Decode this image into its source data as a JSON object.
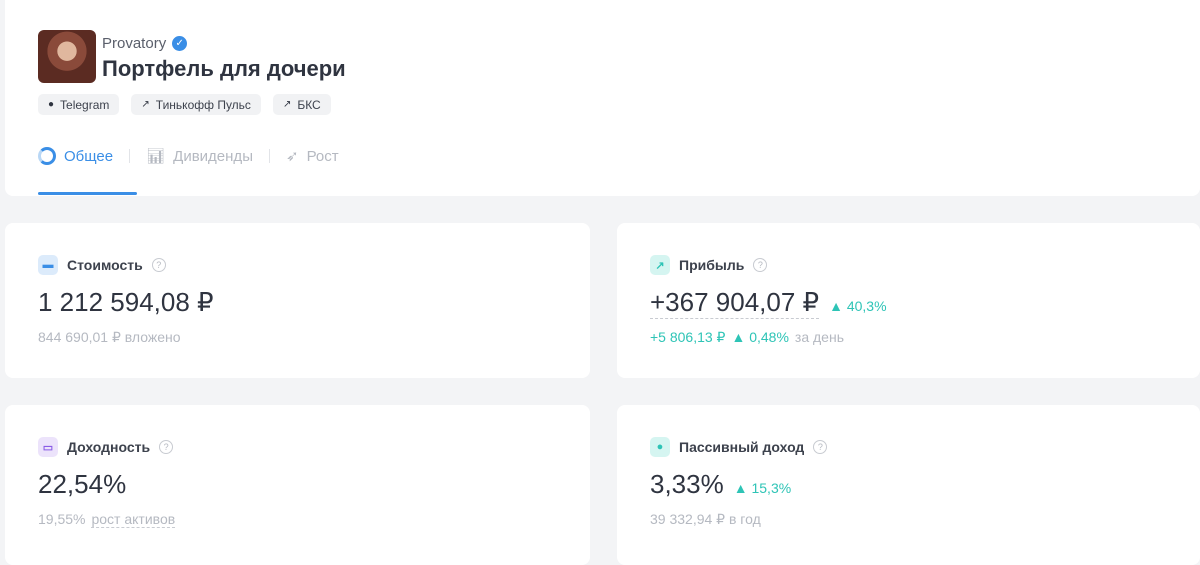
{
  "header": {
    "author": "Provatory",
    "title": "Портфель для дочери",
    "links": [
      {
        "label": "Telegram",
        "icon": "telegram-icon"
      },
      {
        "label": "Тинькофф Пульс",
        "icon": "external-link-icon"
      },
      {
        "label": "БКС",
        "icon": "external-link-icon"
      }
    ],
    "tabs": [
      {
        "label": "Общее",
        "active": true
      },
      {
        "label": "Дивиденды"
      },
      {
        "label": "Рост"
      }
    ]
  },
  "cards": {
    "value": {
      "label": "Стоимость",
      "amount": "1 212 594,08 ₽",
      "invested": "844 690,01 ₽ вложено"
    },
    "profit": {
      "label": "Прибыль",
      "amount": "+367 904,07 ₽",
      "pct": "40,3%",
      "day_amount": "+5 806,13 ₽",
      "day_pct": "0,48%",
      "day_suffix": "за день"
    },
    "yield": {
      "label": "Доходность",
      "amount": "22,54%",
      "growth": "19,55%",
      "growth_label": "рост активов"
    },
    "passive": {
      "label": "Пассивный доход",
      "amount": "3,33%",
      "pct": "15,3%",
      "per_year": "39 332,94 ₽ в год"
    }
  },
  "colors": {
    "accent": "#3a8ee6",
    "positive": "#2ec4b6"
  }
}
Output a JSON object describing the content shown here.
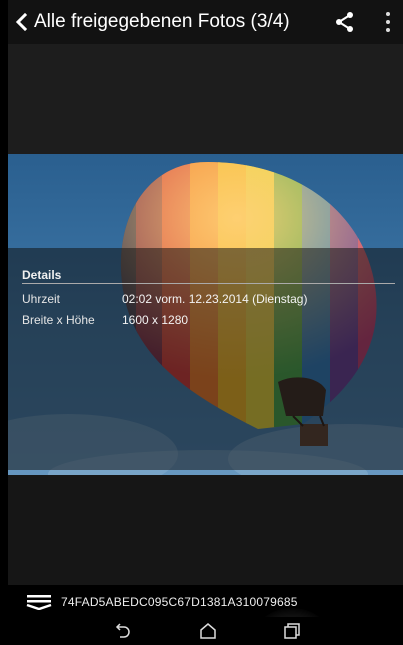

• • • • • • •

- EXERCISE DESCRIPTION: Write out each line again precisely as it appears, skipping every picture.

- SOLUTION FOR THIS EXERCISE:
Decode this image into its source data as a JSON object.
{
  "header": {
    "author": "Provatory",
    "title": "Портфель для дочери",
    "links": [
      {
        "label": "Telegram",
        "icon": "telegram-icon"
      },
      {
        "label": "Тинькофф Пульс",
        "icon": "external-link-icon"
      },
      {
        "label": "БКС",
        "icon": "external-link-icon"
      }
    ],
    "tabs": [
      {
        "label": "Общее",
        "active": true
      },
      {
        "label": "Дивиденды"
      },
      {
        "label": "Рост"
      }
    ]
  },
  "cards": {
    "value": {
      "label": "Стоимость",
      "amount": "1 212 594,08 ₽",
      "invested": "844 690,01 ₽ вложено"
    },
    "profit": {
      "label": "Прибыль",
      "amount": "+367 904,07 ₽",
      "pct": "40,3%",
      "day_amount": "+5 806,13 ₽",
      "day_pct": "0,48%",
      "day_suffix": "за день"
    },
    "yield": {
      "label": "Доходность",
      "amount": "22,54%",
      "growth": "19,55%",
      "growth_label": "рост активов"
    },
    "passive": {
      "label": "Пассивный доход",
      "amount": "3,33%",
      "pct": "15,3%",
      "per_year": "39 332,94 ₽ в год"
    }
  },
  "colors": {
    "accent": "#3a8ee6",
    "positive": "#2ec4b6"
  }
}
Output a JSON object describing the content shown here.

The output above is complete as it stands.